*Written request*. For the data below, work out how many lines contain the word "name" and supply only that number.

*Structured figure records*.
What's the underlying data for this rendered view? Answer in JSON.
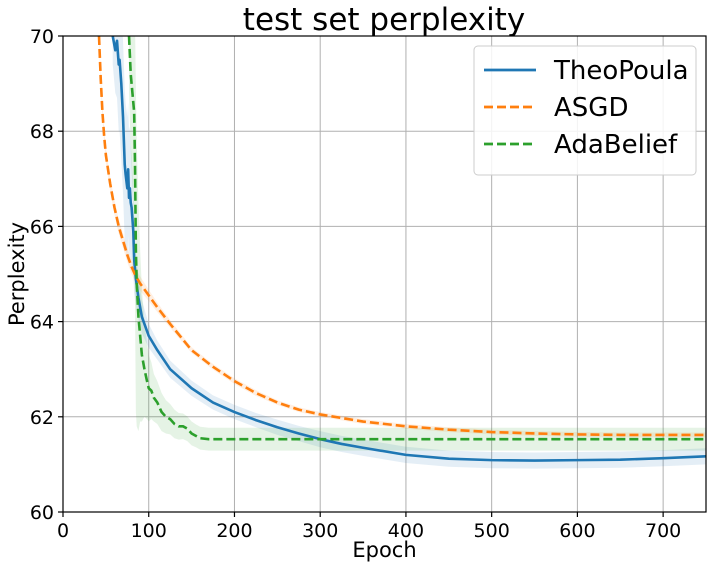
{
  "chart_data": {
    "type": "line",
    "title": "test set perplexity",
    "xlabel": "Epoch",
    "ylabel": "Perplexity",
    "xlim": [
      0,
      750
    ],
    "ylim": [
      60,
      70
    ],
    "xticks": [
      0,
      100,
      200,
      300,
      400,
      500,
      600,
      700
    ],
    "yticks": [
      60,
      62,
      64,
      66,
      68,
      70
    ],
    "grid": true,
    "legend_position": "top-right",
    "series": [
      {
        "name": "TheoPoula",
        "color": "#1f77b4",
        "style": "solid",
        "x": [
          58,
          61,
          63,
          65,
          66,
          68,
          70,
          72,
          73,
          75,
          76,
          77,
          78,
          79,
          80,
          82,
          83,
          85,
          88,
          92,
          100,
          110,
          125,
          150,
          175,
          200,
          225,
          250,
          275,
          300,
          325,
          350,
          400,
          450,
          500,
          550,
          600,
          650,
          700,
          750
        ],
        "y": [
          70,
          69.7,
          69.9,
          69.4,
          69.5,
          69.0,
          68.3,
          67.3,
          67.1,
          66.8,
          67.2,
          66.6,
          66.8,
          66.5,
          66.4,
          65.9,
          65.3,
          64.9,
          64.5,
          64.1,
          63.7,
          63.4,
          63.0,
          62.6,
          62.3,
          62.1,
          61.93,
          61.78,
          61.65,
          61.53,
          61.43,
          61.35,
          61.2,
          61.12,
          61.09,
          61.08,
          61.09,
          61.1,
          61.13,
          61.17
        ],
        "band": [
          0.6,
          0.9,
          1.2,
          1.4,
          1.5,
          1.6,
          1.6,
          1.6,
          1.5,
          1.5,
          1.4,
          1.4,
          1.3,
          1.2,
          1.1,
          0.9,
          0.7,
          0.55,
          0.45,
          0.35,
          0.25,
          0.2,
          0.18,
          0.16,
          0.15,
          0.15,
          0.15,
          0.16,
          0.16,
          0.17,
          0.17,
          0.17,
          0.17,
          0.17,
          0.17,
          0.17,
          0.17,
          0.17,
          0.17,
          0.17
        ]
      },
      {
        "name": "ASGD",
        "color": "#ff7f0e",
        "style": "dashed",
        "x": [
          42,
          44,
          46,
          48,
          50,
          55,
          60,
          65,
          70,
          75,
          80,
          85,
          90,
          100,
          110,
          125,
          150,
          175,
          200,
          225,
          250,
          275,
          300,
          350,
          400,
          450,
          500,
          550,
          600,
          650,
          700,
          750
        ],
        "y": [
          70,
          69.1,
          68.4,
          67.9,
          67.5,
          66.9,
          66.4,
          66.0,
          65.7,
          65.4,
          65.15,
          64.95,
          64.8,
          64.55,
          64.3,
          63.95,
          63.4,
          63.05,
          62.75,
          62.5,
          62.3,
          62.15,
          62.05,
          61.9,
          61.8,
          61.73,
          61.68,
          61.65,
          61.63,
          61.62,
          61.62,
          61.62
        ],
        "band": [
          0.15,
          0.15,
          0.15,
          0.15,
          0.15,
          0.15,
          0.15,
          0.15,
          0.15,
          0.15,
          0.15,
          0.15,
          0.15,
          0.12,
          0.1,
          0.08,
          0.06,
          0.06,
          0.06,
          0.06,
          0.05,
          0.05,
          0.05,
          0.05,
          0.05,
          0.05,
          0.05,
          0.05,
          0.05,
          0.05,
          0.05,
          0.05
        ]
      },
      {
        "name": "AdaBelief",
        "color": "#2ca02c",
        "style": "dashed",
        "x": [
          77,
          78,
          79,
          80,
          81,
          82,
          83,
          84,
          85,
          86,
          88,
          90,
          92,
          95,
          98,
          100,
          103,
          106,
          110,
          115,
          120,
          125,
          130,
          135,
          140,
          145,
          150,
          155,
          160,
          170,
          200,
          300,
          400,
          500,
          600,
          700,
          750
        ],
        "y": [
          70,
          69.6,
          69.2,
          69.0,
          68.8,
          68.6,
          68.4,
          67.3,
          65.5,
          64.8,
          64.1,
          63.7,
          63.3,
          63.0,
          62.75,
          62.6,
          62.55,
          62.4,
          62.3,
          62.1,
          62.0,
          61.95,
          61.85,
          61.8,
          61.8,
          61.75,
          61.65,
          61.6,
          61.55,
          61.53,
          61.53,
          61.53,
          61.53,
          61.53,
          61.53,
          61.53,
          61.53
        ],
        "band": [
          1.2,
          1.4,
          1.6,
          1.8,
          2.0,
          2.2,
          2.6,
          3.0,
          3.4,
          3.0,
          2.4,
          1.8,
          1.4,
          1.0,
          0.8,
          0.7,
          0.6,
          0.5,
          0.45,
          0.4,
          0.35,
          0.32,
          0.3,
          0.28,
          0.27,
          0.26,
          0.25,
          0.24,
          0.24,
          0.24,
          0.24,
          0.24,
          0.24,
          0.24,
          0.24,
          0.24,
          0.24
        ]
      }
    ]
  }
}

*Output of the exercise*. 3